Records of document pages and text ::
+ + + + +
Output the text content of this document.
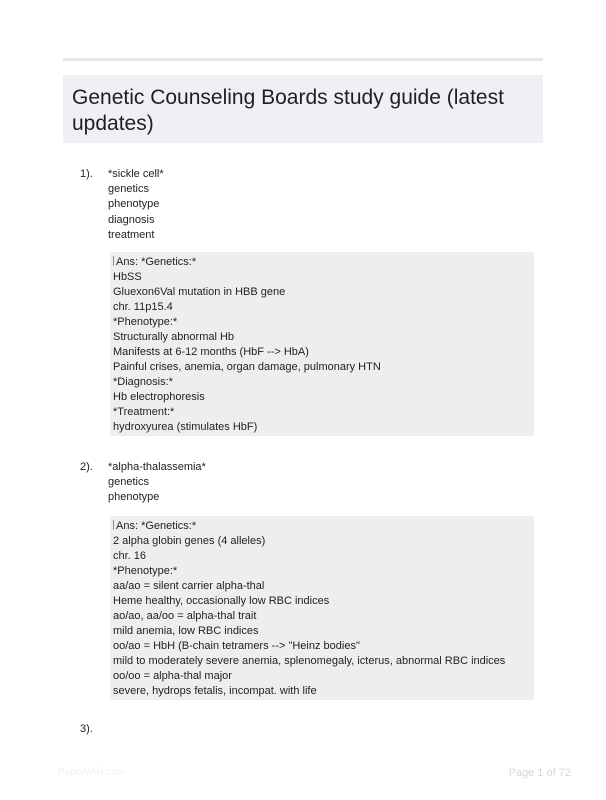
Genetic Counseling Boards study guide (latest updates)
1). *sickle cell*
genetics
phenotype
diagnosis
treatment
Ans: *Genetics:*
HbSS
Gluexon6Val mutation in HBB gene
chr. 11p15.4
*Phenotype:*
Structurally abnormal Hb
Manifests at 6-12 months (HbF --> HbA)
Painful crises, anemia, organ damage, pulmonary HTN
*Diagnosis:*
Hb electrophoresis
*Treatment:*
hydroxyurea (stimulates HbF)
2). *alpha-thalassemia*
genetics
phenotype
Ans: *Genetics:*
2 alpha globin genes (4 alleles)
chr. 16
*Phenotype:*
aa/ao = silent carrier alpha-thal
Heme healthy, occasionally low RBC indices
ao/ao, aa/oo = alpha-thal trait
mild anemia, low RBC indices
oo/ao = HbH (B-chain tetramers --> "Heinz bodies"
mild to moderately severe anemia, splenomegaly, icterus, abnormal RBC indices
oo/oo = alpha-thal major
severe, hydrops fetalis, incompat. with life
3).
PaperWiki.com	Page 1 of 72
+ + + + +
TASK ITEM ::
What lines in the records above include the string "anemia"? Copy each one.

EXERCISE ANSWER ::
Painful crises, anemia, organ damage, pulmonary HTN
mild anemia, low RBC indices
mild to moderately severe anemia, splenomegaly, icterus, abnormal RBC indices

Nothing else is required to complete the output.